◆ **STATED TASK**
Print every entry word for word, but omit the pictures.

[start of LISTING]

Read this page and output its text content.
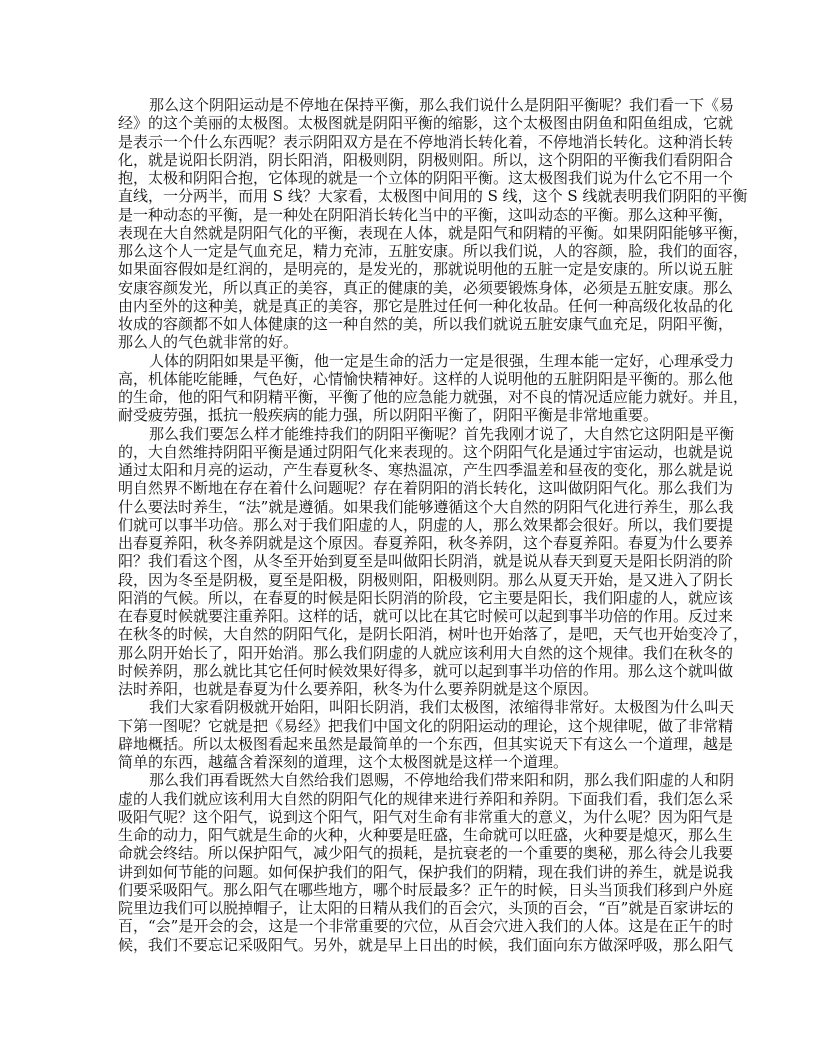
那么这个阴阳运动是不停地在保持平衡，那么我们说什么是阴阳平衡呢？我们看一下《易
经》的这个美丽的太极图。太极图就是阴阳平衡的缩影，这个太极图由阴鱼和阳鱼组成，它就
是表示一个什么东西呢？表示阴阳双方是在不停地消长转化着，不停地消长转化。这种消长转
化，就是说阳长阴消，阴长阳消，阳极则阴，阴极则阳。所以，这个阴阳的平衡我们看阴阳合
抱，太极和阴阳合抱，它体现的就是一个立体的阴阳平衡。这太极图我们说为什么它不用一个
直线，一分两半，而用 S 线？大家看，太极图中间用的 S 线，这个 S 线就表明我们阴阳的平衡
是一种动态的平衡，是一种处在阴阳消长转化当中的平衡，这叫动态的平衡。那么这种平衡，
表现在大自然就是阴阳气化的平衡，表现在人体，就是阳气和阴精的平衡。如果阴阳能够平衡，
那么这个人一定是气血充足，精力充沛，五脏安康。所以我们说，人的容颜，脸，我们的面容，
如果面容假如是红润的，是明亮的，是发光的，那就说明他的五脏一定是安康的。所以说五脏
安康容颜发光，所以真正的美容，真正的健康的美，必须要锻炼身体，必须是五脏安康。那么
由内至外的这种美，就是真正的美容，那它是胜过任何一种化妆品。任何一种高级化妆品的化
妆成的容颜都不如人体健康的这一种自然的美，所以我们就说五脏安康气血充足，阴阳平衡，
那么人的气色就非常的好。
人体的阴阳如果是平衡，他一定是生命的活力一定是很强，生理本能一定好，心理承受力
高，机体能吃能睡，气色好，心情愉快精神好。这样的人说明他的五脏阴阳是平衡的。那么他
的生命，他的阳气和阴精平衡，平衡了他的应急能力就强，对不良的情况适应能力就好。并且，
耐受疲劳强，抵抗一般疾病的能力强，所以阴阳平衡了，阴阳平衡是非常地重要。
那么我们要怎么样才能维持我们的阴阳平衡呢？首先我刚才说了，大自然它这阴阳是平衡
的，大自然维持阴阳平衡是通过阴阳气化来表现的。这个阴阳气化是通过宇宙运动，也就是说
通过太阳和月亮的运动，产生春夏秋冬、寒热温凉，产生四季温差和昼夜的变化，那么就是说
明自然界不断地在存在着什么问题呢？存在着阴阳的消长转化，这叫做阴阳气化。那么我们为
什么要法时养生，“法”就是遵循。如果我们能够遵循这个大自然的阴阳气化进行养生，那么我
们就可以事半功倍。那么对于我们阳虚的人，阴虚的人，那么效果都会很好。所以，我们要提
出春夏养阳，秋冬养阴就是这个原因。春夏养阳，秋冬养阴，这个春夏养阳。春夏为什么要养
阳？我们看这个图，从冬至开始到夏至是叫做阳长阴消，就是说从春天到夏天是阳长阴消的阶
段，因为冬至是阴极，夏至是阳极，阴极则阳，阳极则阴。那么从夏天开始，是又进入了阴长
阳消的气候。所以，在春夏的时候是阳长阴消的阶段，它主要是阳长，我们阳虚的人，就应该
在春夏时候就要注重养阳。这样的话，就可以比在其它时候可以起到事半功倍的作用。反过来
在秋冬的时候，大自然的阴阳气化，是阴长阳消，树叶也开始落了，是吧，天气也开始变冷了，
那么阴开始长了，阳开始消。那么我们阴虚的人就应该利用大自然的这个规律。我们在秋冬的
时候养阴，那么就比其它任何时候效果好得多，就可以起到事半功倍的作用。那么这个就叫做
法时养阳，也就是春夏为什么要养阳，秋冬为什么要养阴就是这个原因。
我们大家看阴极就开始阳，叫阳长阴消，我们太极图，浓缩得非常好。太极图为什么叫天
下第一图呢？它就是把《易经》把我们中国文化的阴阳运动的理论，这个规律呢，做了非常精
辟地概括。所以太极图看起来虽然是最简单的一个东西，但其实说天下有这么一个道理，越是
简单的东西，越蕴含着深刻的道理，这个太极图就是这样一个道理。
那么我们再看既然大自然给我们恩赐，不停地给我们带来阳和阴，那么我们阳虚的人和阴
虚的人我们就应该利用大自然的阴阳气化的规律来进行养阳和养阴。下面我们看，我们怎么采
吸阳气呢？这个阳气，说到这个阳气，阳气对生命有非常重大的意义，为什么呢？因为阳气是
生命的动力，阳气就是生命的火种，火种要是旺盛，生命就可以旺盛，火种要是熄灭，那么生
命就会终结。所以保护阳气，减少阳气的损耗，是抗衰老的一个重要的奥秘，那么待会儿我要
讲到如何节能的问题。如何保护我们的阳气，保护我们的阴精，现在我们讲的养生，就是说我
们要采吸阳气。那么阳气在哪些地方，哪个时辰最多？正午的时候，日头当顶我们移到户外庭
院里边我们可以脱掉帽子，让太阳的日精从我们的百会穴，头顶的百会，“百”就是百家讲坛的
百，“会”是开会的会，这是一个非常重要的穴位，从百会穴进入我们的人体。这是在正午的时
候，我们不要忘记采吸阳气。另外，就是早上日出的时候，我们面向东方做深呼吸，那么阳气
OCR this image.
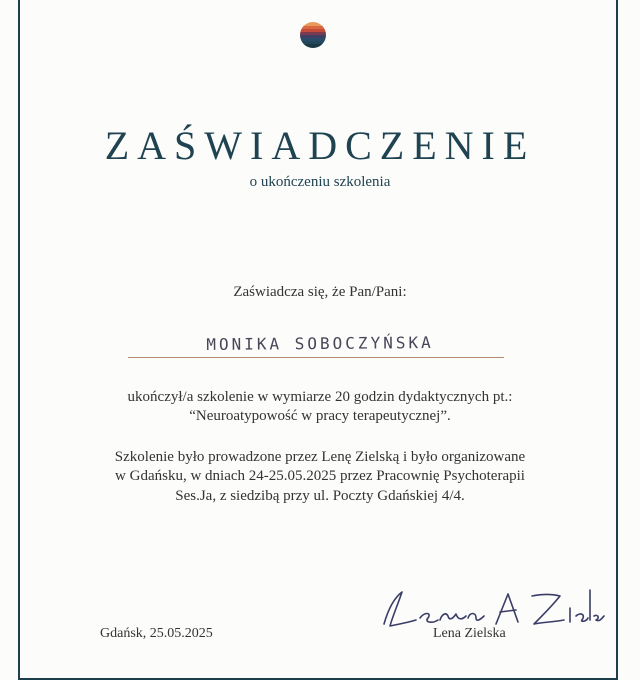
ZAŚWIADCZENIE
o ukończeniu szkolenia
Zaświadcza się, że Pan/Pani:
MONIKA SOBOCZYŃSKA
ukończył/a szkolenie w wymiarze 20 godzin dydaktycznych pt.:
“Neuroatypowość w pracy terapeutycznej”.
Szkolenie było prowadzone przez Lenę Zielską i było organizowane
w Gdańsku, w dniach 24-25.05.2025 przez Pracownię Psychoterapii
Ses.Ja, z siedzibą przy ul. Poczty Gdańskiej 4/4.
Gdańsk, 25.05.2025	Lena Zielska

[end of LISTING]

◆ **FINISHED TASK**
Read this page and output its text content.
那么这个阴阳运动是不停地在保持平衡，那么我们说什么是阴阳平衡呢？我们看一下《易
经》的这个美丽的太极图。太极图就是阴阳平衡的缩影，这个太极图由阴鱼和阳鱼组成，它就
是表示一个什么东西呢？表示阴阳双方是在不停地消长转化着，不停地消长转化。这种消长转
化，就是说阳长阴消，阴长阳消，阳极则阴，阴极则阳。所以，这个阴阳的平衡我们看阴阳合
抱，太极和阴阳合抱，它体现的就是一个立体的阴阳平衡。这太极图我们说为什么它不用一个
直线，一分两半，而用 S 线？大家看，太极图中间用的 S 线，这个 S 线就表明我们阴阳的平衡
是一种动态的平衡，是一种处在阴阳消长转化当中的平衡，这叫动态的平衡。那么这种平衡，
表现在大自然就是阴阳气化的平衡，表现在人体，就是阳气和阴精的平衡。如果阴阳能够平衡，
那么这个人一定是气血充足，精力充沛，五脏安康。所以我们说，人的容颜，脸，我们的面容，
如果面容假如是红润的，是明亮的，是发光的，那就说明他的五脏一定是安康的。所以说五脏
安康容颜发光，所以真正的美容，真正的健康的美，必须要锻炼身体，必须是五脏安康。那么
由内至外的这种美，就是真正的美容，那它是胜过任何一种化妆品。任何一种高级化妆品的化
妆成的容颜都不如人体健康的这一种自然的美，所以我们就说五脏安康气血充足，阴阳平衡，
那么人的气色就非常的好。
人体的阴阳如果是平衡，他一定是生命的活力一定是很强，生理本能一定好，心理承受力
高，机体能吃能睡，气色好，心情愉快精神好。这样的人说明他的五脏阴阳是平衡的。那么他
的生命，他的阳气和阴精平衡，平衡了他的应急能力就强，对不良的情况适应能力就好。并且，
耐受疲劳强，抵抗一般疾病的能力强，所以阴阳平衡了，阴阳平衡是非常地重要。
那么我们要怎么样才能维持我们的阴阳平衡呢？首先我刚才说了，大自然它这阴阳是平衡
的，大自然维持阴阳平衡是通过阴阳气化来表现的。这个阴阳气化是通过宇宙运动，也就是说
通过太阳和月亮的运动，产生春夏秋冬、寒热温凉，产生四季温差和昼夜的变化，那么就是说
明自然界不断地在存在着什么问题呢？存在着阴阳的消长转化，这叫做阴阳气化。那么我们为
什么要法时养生，“法”就是遵循。如果我们能够遵循这个大自然的阴阳气化进行养生，那么我
们就可以事半功倍。那么对于我们阳虚的人，阴虚的人，那么效果都会很好。所以，我们要提
出春夏养阳，秋冬养阴就是这个原因。春夏养阳，秋冬养阴，这个春夏养阳。春夏为什么要养
阳？我们看这个图，从冬至开始到夏至是叫做阳长阴消，就是说从春天到夏天是阳长阴消的阶
段，因为冬至是阴极，夏至是阳极，阴极则阳，阳极则阴。那么从夏天开始，是又进入了阴长
阳消的气候。所以，在春夏的时候是阳长阴消的阶段，它主要是阳长，我们阳虚的人，就应该
在春夏时候就要注重养阳。这样的话，就可以比在其它时候可以起到事半功倍的作用。反过来
在秋冬的时候，大自然的阴阳气化，是阴长阳消，树叶也开始落了，是吧，天气也开始变冷了，
那么阴开始长了，阳开始消。那么我们阴虚的人就应该利用大自然的这个规律。我们在秋冬的
时候养阴，那么就比其它任何时候效果好得多，就可以起到事半功倍的作用。那么这个就叫做
法时养阳，也就是春夏为什么要养阳，秋冬为什么要养阴就是这个原因。
我们大家看阴极就开始阳，叫阳长阴消，我们太极图，浓缩得非常好。太极图为什么叫天
下第一图呢？它就是把《易经》把我们中国文化的阴阳运动的理论，这个规律呢，做了非常精
辟地概括。所以太极图看起来虽然是最简单的一个东西，但其实说天下有这么一个道理，越是
简单的东西，越蕴含着深刻的道理，这个太极图就是这样一个道理。
那么我们再看既然大自然给我们恩赐，不停地给我们带来阳和阴，那么我们阳虚的人和阴
虚的人我们就应该利用大自然的阴阳气化的规律来进行养阳和养阴。下面我们看，我们怎么采
吸阳气呢？这个阳气，说到这个阳气，阳气对生命有非常重大的意义，为什么呢？因为阳气是
生命的动力，阳气就是生命的火种，火种要是旺盛，生命就可以旺盛，火种要是熄灭，那么生
命就会终结。所以保护阳气，减少阳气的损耗，是抗衰老的一个重要的奥秘，那么待会儿我要
讲到如何节能的问题。如何保护我们的阳气，保护我们的阴精，现在我们讲的养生，就是说我
们要采吸阳气。那么阳气在哪些地方，哪个时辰最多？正午的时候，日头当顶我们移到户外庭
院里边我们可以脱掉帽子，让太阳的日精从我们的百会穴，头顶的百会，“百”就是百家讲坛的
百，“会”是开会的会，这是一个非常重要的穴位，从百会穴进入我们的人体。这是在正午的时
候，我们不要忘记采吸阳气。另外，就是早上日出的时候，我们面向东方做深呼吸，那么阳气
OCR this image.
ZAŚWIADCZENIE
o ukończeniu szkolenia
Zaświadcza się, że Pan/Pani:
MONIKA SOBOCZYŃSKA
ukończył/a szkolenie w wymiarze 20 godzin dydaktycznych pt.:
“Neuroatypowość w pracy terapeutycznej”.
Szkolenie było prowadzone przez Lenę Zielską i było organizowane
w Gdańsku, w dniach 24-25.05.2025 przez Pracownię Psychoterapii
Ses.Ja, z siedzibą przy ul. Poczty Gdańskiej 4/4.
Gdańsk, 25.05.2025	Lena Zielska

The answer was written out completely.